▸ **What is being asked**
Word for word, write out all the entries below, omitting every picture.

[Material shown Boundary: Start]

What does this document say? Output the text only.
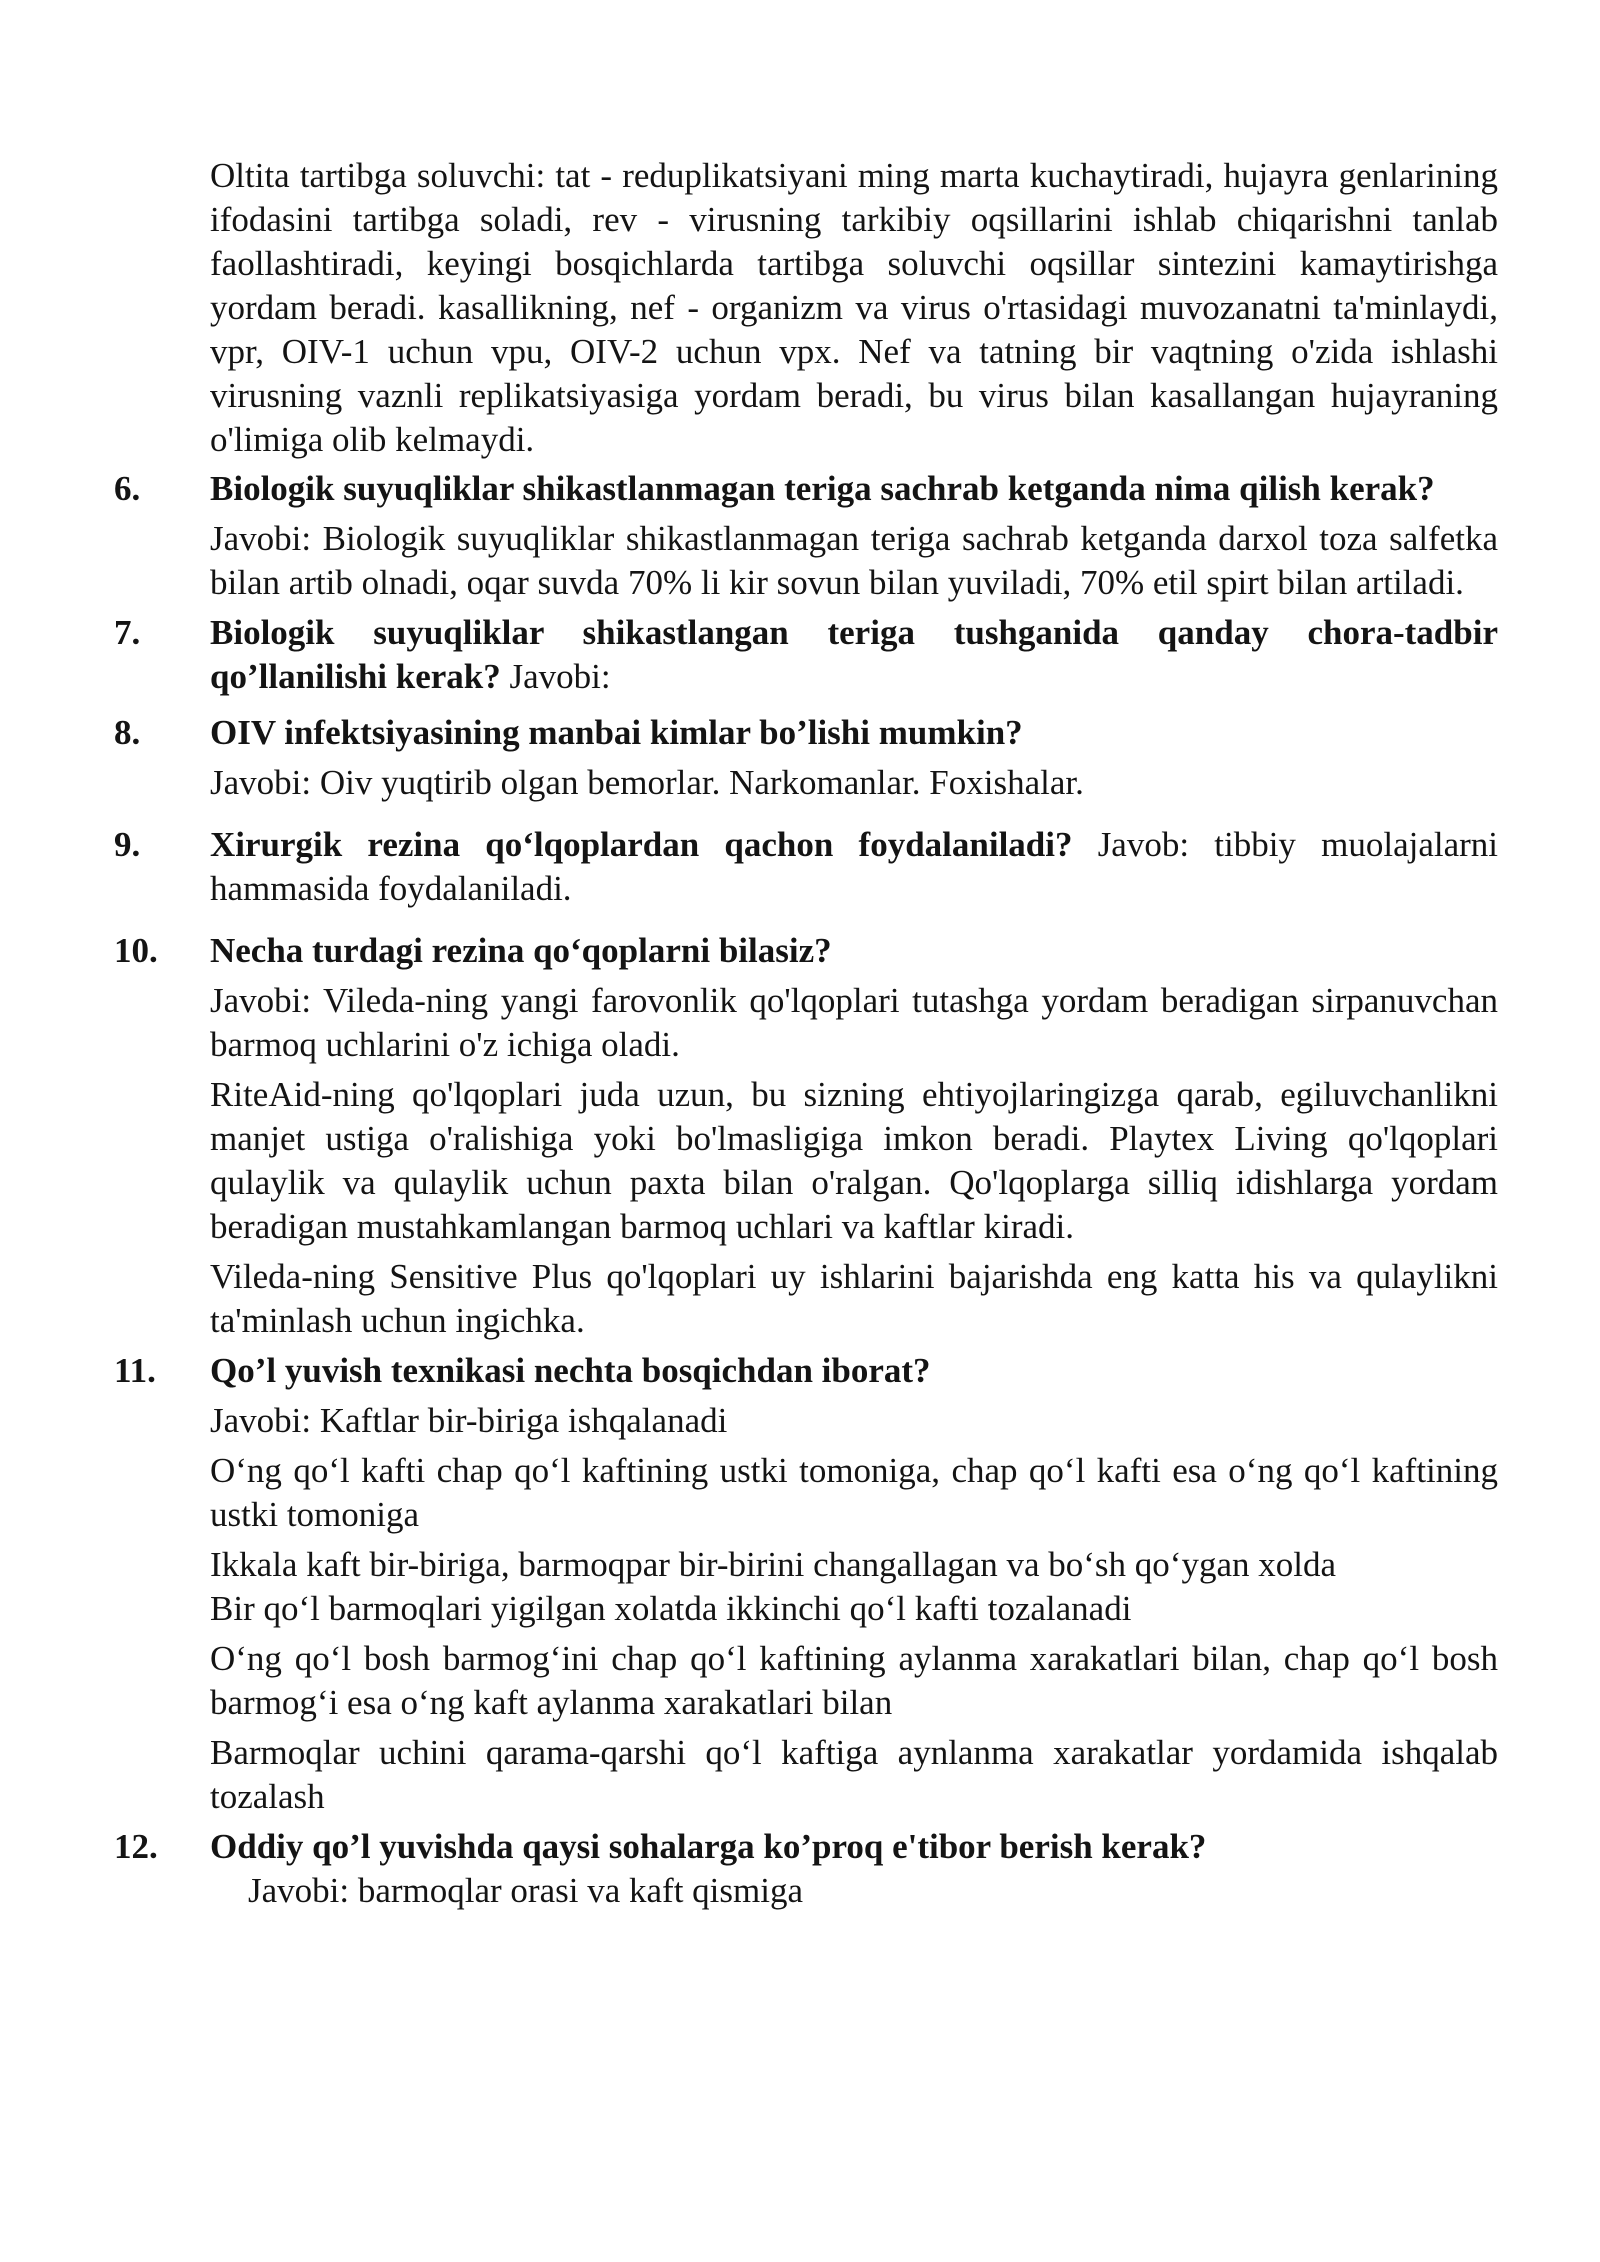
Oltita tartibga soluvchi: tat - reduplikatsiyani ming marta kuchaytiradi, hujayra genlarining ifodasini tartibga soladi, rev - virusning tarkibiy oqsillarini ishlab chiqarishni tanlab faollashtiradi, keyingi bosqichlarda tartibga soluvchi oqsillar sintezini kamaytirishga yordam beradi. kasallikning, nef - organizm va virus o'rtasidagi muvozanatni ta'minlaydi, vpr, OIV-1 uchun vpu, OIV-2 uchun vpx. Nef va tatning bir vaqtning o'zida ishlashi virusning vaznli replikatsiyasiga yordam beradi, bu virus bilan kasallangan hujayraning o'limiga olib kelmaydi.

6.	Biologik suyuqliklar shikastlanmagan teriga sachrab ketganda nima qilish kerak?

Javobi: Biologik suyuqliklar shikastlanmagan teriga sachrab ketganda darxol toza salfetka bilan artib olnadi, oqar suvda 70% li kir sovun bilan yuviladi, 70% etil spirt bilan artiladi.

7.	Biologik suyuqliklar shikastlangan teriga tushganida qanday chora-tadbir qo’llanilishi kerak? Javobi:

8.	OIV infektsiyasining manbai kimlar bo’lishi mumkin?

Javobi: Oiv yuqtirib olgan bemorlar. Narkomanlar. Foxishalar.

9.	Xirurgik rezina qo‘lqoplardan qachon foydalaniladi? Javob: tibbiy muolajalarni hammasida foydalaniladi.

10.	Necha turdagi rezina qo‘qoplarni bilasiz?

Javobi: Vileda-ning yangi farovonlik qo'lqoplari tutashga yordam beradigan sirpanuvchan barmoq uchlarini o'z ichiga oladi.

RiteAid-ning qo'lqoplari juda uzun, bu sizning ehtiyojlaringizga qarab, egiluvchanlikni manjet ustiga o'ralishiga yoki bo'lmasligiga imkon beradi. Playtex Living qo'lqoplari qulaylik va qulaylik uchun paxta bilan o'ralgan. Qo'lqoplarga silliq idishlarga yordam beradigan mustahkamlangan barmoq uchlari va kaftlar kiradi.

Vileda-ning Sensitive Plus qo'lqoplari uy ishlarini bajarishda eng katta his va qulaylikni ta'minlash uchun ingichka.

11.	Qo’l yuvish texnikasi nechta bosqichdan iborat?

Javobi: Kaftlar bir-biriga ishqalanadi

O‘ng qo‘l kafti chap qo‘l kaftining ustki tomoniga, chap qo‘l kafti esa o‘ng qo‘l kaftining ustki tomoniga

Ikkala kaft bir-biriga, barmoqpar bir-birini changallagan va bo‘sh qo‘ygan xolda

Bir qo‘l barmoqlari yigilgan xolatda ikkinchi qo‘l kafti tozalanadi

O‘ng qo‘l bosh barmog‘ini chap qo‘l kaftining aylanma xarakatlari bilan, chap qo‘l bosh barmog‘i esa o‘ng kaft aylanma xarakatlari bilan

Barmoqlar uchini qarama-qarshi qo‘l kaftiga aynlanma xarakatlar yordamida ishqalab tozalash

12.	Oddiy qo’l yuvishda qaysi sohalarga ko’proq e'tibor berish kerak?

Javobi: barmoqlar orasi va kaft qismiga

[Material shown Boundary: End]

▸ **Expected output**
What does this document say? Output the text only.
Oltita tartibga soluvchi: tat - reduplikatsiyani ming marta kuchaytiradi, hujayra genlarining ifodasini tartibga soladi, rev - virusning tarkibiy oqsillarini ishlab chiqarishni tanlab faollashtiradi, keyingi bosqichlarda tartibga soluvchi oqsillar sintezini kamaytirishga yordam beradi. kasallikning, nef - organizm va virus o'rtasidagi muvozanatni ta'minlaydi, vpr, OIV-1 uchun vpu, OIV-2 uchun vpx. Nef va tatning bir vaqtning o'zida ishlashi virusning vaznli replikatsiyasiga yordam beradi, bu virus bilan kasallangan hujayraning o'limiga olib kelmaydi.

6.	Biologik suyuqliklar shikastlanmagan teriga sachrab ketganda nima qilish kerak?

Javobi: Biologik suyuqliklar shikastlanmagan teriga sachrab ketganda darxol toza salfetka bilan artib olnadi, oqar suvda 70% li kir sovun bilan yuviladi, 70% etil spirt bilan artiladi.

7.	Biologik suyuqliklar shikastlangan teriga tushganida qanday chora-tadbir qo’llanilishi kerak? Javobi:

8.	OIV infektsiyasining manbai kimlar bo’lishi mumkin?

Javobi: Oiv yuqtirib olgan bemorlar. Narkomanlar. Foxishalar.

9.	Xirurgik rezina qo‘lqoplardan qachon foydalaniladi? Javob: tibbiy muolajalarni hammasida foydalaniladi.

10.	Necha turdagi rezina qo‘qoplarni bilasiz?

Javobi: Vileda-ning yangi farovonlik qo'lqoplari tutashga yordam beradigan sirpanuvchan barmoq uchlarini o'z ichiga oladi.

RiteAid-ning qo'lqoplari juda uzun, bu sizning ehtiyojlaringizga qarab, egiluvchanlikni manjet ustiga o'ralishiga yoki bo'lmasligiga imkon beradi. Playtex Living qo'lqoplari qulaylik va qulaylik uchun paxta bilan o'ralgan. Qo'lqoplarga silliq idishlarga yordam beradigan mustahkamlangan barmoq uchlari va kaftlar kiradi.

Vileda-ning Sensitive Plus qo'lqoplari uy ishlarini bajarishda eng katta his va qulaylikni ta'minlash uchun ingichka.

11.	Qo’l yuvish texnikasi nechta bosqichdan iborat?

Javobi: Kaftlar bir-biriga ishqalanadi

O‘ng qo‘l kafti chap qo‘l kaftining ustki tomoniga, chap qo‘l kafti esa o‘ng qo‘l kaftining ustki tomoniga

Ikkala kaft bir-biriga, barmoqpar bir-birini changallagan va bo‘sh qo‘ygan xolda

Bir qo‘l barmoqlari yigilgan xolatda ikkinchi qo‘l kafti tozalanadi

O‘ng qo‘l bosh barmog‘ini chap qo‘l kaftining aylanma xarakatlari bilan, chap qo‘l bosh barmog‘i esa o‘ng kaft aylanma xarakatlari bilan

Barmoqlar uchini qarama-qarshi qo‘l kaftiga aynlanma xarakatlar yordamida ishqalab tozalash

12.	Oddiy qo’l yuvishda qaysi sohalarga ko’proq e'tibor berish kerak?

Javobi: barmoqlar orasi va kaft qismiga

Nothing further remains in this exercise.